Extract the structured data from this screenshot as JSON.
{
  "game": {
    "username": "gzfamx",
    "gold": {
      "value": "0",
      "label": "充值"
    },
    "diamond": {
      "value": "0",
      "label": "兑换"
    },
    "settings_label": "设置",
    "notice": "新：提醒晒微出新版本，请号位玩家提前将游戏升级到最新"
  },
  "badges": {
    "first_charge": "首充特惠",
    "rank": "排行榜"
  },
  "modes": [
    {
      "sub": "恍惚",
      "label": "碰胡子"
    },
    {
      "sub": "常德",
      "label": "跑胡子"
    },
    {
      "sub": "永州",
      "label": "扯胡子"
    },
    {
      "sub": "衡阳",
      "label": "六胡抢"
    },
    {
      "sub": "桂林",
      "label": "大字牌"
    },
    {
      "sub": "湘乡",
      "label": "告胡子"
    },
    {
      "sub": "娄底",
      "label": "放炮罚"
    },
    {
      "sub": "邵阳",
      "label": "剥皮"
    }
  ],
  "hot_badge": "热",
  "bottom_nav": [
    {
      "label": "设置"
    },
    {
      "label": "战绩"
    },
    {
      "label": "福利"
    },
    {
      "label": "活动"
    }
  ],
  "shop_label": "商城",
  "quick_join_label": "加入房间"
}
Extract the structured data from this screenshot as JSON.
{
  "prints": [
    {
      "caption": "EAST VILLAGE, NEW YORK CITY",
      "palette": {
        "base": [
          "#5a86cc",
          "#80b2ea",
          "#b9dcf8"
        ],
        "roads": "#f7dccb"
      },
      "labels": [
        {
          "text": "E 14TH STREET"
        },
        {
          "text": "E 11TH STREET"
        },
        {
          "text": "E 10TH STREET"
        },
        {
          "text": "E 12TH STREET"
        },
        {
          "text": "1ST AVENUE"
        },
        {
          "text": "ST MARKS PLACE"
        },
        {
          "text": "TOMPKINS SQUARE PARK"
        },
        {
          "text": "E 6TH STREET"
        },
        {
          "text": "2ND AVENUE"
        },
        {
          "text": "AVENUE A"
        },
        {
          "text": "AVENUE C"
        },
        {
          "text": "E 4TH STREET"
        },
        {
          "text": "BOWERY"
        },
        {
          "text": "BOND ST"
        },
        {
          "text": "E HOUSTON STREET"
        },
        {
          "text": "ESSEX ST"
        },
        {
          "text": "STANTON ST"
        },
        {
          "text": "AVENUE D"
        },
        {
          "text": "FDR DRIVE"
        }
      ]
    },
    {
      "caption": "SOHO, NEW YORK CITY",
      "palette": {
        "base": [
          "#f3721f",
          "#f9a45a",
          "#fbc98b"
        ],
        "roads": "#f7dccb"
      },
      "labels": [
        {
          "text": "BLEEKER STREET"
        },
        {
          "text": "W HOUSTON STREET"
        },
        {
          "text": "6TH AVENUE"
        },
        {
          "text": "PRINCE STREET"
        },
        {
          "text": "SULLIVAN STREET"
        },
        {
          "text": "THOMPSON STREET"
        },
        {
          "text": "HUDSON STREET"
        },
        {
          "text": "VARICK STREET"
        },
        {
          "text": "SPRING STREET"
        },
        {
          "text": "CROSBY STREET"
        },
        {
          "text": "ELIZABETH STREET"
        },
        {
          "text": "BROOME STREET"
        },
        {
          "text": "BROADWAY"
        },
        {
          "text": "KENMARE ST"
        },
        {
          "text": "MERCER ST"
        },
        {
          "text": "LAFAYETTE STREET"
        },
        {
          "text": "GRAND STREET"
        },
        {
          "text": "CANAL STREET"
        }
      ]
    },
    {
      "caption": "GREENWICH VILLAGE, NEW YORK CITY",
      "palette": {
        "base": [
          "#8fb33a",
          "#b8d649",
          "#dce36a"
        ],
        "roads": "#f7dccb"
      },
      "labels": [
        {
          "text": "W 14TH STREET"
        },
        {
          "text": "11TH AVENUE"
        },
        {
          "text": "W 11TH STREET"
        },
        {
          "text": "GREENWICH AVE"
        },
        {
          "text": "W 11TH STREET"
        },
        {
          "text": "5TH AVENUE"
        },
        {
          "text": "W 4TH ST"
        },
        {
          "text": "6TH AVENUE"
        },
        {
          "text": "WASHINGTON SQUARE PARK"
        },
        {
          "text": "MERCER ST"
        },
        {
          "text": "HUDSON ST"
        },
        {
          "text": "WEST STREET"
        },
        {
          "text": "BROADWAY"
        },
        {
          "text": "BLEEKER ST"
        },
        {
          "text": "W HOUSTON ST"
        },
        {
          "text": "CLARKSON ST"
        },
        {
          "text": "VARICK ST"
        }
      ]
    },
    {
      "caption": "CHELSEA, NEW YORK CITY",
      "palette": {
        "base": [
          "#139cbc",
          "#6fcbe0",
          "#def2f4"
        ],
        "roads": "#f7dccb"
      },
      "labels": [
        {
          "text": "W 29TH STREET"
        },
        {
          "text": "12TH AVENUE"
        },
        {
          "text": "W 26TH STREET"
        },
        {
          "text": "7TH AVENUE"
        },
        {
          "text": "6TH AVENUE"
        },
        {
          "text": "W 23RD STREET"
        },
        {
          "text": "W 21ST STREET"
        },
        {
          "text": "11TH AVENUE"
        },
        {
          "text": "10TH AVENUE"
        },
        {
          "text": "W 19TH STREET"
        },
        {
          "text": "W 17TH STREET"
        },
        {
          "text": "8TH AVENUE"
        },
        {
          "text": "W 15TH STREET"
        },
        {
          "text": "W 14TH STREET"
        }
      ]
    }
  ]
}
********
- AIM OF THE TASK
For each line above that contains the word "CITY", copy that line.

- TASK RESPONSE
      "caption": "EAST VILLAGE, NEW YORK CITY",
      "caption": "SOHO, NEW YORK CITY",
      "caption": "GREENWICH VILLAGE, NEW YORK CITY",
      "caption": "CHELSEA, NEW YORK CITY",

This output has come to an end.